> [WORK INSTRUCTIONS]
Write out all the entries word for word and omit any pictures.
--- Begin ---
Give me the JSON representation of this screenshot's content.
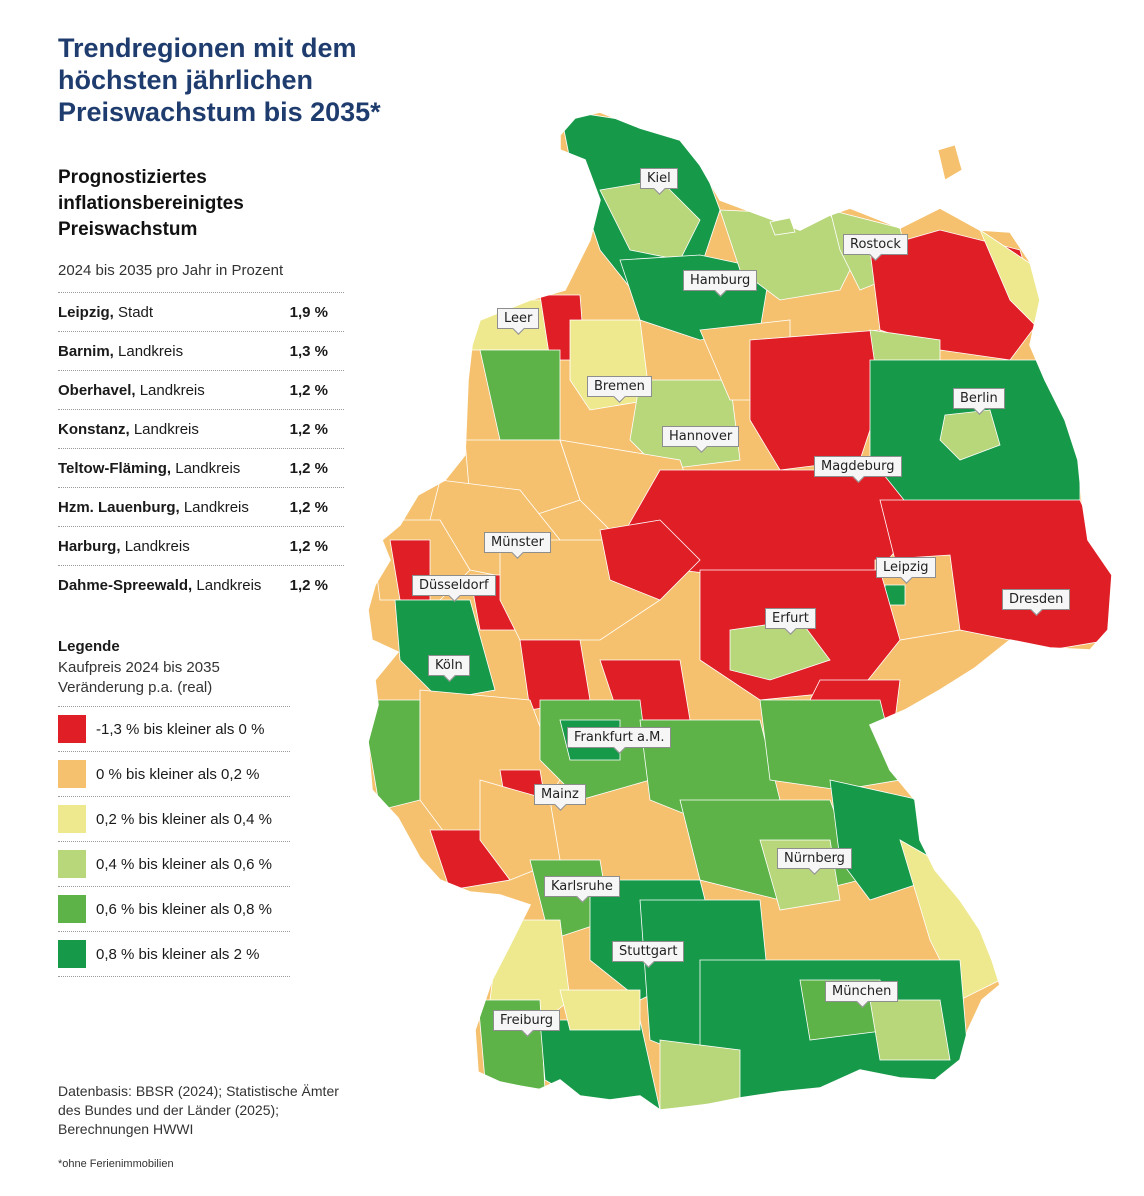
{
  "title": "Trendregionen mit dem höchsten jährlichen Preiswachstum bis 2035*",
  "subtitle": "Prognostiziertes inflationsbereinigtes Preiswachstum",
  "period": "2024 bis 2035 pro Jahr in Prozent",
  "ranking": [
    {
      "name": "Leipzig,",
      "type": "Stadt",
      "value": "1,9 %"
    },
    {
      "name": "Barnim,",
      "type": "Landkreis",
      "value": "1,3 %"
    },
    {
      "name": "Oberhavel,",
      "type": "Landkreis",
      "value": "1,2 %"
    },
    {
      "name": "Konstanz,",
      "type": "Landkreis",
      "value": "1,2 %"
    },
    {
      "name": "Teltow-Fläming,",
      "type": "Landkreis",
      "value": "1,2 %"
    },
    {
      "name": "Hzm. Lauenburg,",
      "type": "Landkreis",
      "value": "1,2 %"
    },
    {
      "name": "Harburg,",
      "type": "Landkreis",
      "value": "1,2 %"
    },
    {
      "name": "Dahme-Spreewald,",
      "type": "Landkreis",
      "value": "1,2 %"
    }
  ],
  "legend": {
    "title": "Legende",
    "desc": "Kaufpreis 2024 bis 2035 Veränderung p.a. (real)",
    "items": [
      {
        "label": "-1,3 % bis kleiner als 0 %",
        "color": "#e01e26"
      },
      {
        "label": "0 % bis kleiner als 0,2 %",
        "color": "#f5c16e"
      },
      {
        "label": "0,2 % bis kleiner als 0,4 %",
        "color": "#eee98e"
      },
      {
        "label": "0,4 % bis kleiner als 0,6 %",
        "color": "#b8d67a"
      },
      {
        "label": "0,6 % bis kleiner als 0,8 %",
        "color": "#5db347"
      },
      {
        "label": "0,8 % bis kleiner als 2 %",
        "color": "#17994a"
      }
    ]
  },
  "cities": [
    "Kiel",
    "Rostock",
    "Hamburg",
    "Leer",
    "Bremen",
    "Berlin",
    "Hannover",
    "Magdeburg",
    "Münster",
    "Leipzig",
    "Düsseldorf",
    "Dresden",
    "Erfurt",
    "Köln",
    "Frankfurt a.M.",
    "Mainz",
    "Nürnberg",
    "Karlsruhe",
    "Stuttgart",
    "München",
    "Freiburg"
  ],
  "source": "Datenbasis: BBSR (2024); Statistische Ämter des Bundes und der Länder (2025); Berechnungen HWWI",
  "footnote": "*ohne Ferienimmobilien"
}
--- End ---
> [ANSWER TO THE EXERCISE]
Give me the JSON representation of this screenshot's content.
{
  "title": "Trendregionen mit dem höchsten jährlichen Preiswachstum bis 2035*",
  "subtitle": "Prognostiziertes inflationsbereinigtes Preiswachstum",
  "period": "2024 bis 2035 pro Jahr in Prozent",
  "ranking": [
    {
      "name": "Leipzig,",
      "type": "Stadt",
      "value": "1,9 %"
    },
    {
      "name": "Barnim,",
      "type": "Landkreis",
      "value": "1,3 %"
    },
    {
      "name": "Oberhavel,",
      "type": "Landkreis",
      "value": "1,2 %"
    },
    {
      "name": "Konstanz,",
      "type": "Landkreis",
      "value": "1,2 %"
    },
    {
      "name": "Teltow-Fläming,",
      "type": "Landkreis",
      "value": "1,2 %"
    },
    {
      "name": "Hzm. Lauenburg,",
      "type": "Landkreis",
      "value": "1,2 %"
    },
    {
      "name": "Harburg,",
      "type": "Landkreis",
      "value": "1,2 %"
    },
    {
      "name": "Dahme-Spreewald,",
      "type": "Landkreis",
      "value": "1,2 %"
    }
  ],
  "legend": {
    "title": "Legende",
    "desc": "Kaufpreis 2024 bis 2035 Veränderung p.a. (real)",
    "items": [
      {
        "label": "-1,3 % bis kleiner als 0 %",
        "color": "#e01e26"
      },
      {
        "label": "0 % bis kleiner als 0,2 %",
        "color": "#f5c16e"
      },
      {
        "label": "0,2 % bis kleiner als 0,4 %",
        "color": "#eee98e"
      },
      {
        "label": "0,4 % bis kleiner als 0,6 %",
        "color": "#b8d67a"
      },
      {
        "label": "0,6 % bis kleiner als 0,8 %",
        "color": "#5db347"
      },
      {
        "label": "0,8 % bis kleiner als 2 %",
        "color": "#17994a"
      }
    ]
  },
  "cities": [
    "Kiel",
    "Rostock",
    "Hamburg",
    "Leer",
    "Bremen",
    "Berlin",
    "Hannover",
    "Magdeburg",
    "Münster",
    "Leipzig",
    "Düsseldorf",
    "Dresden",
    "Erfurt",
    "Köln",
    "Frankfurt a.M.",
    "Mainz",
    "Nürnberg",
    "Karlsruhe",
    "Stuttgart",
    "München",
    "Freiburg"
  ],
  "source": "Datenbasis: BBSR (2024); Statistische Ämter des Bundes und der Länder (2025); Berechnungen HWWI",
  "footnote": "*ohne Ferienimmobilien"
}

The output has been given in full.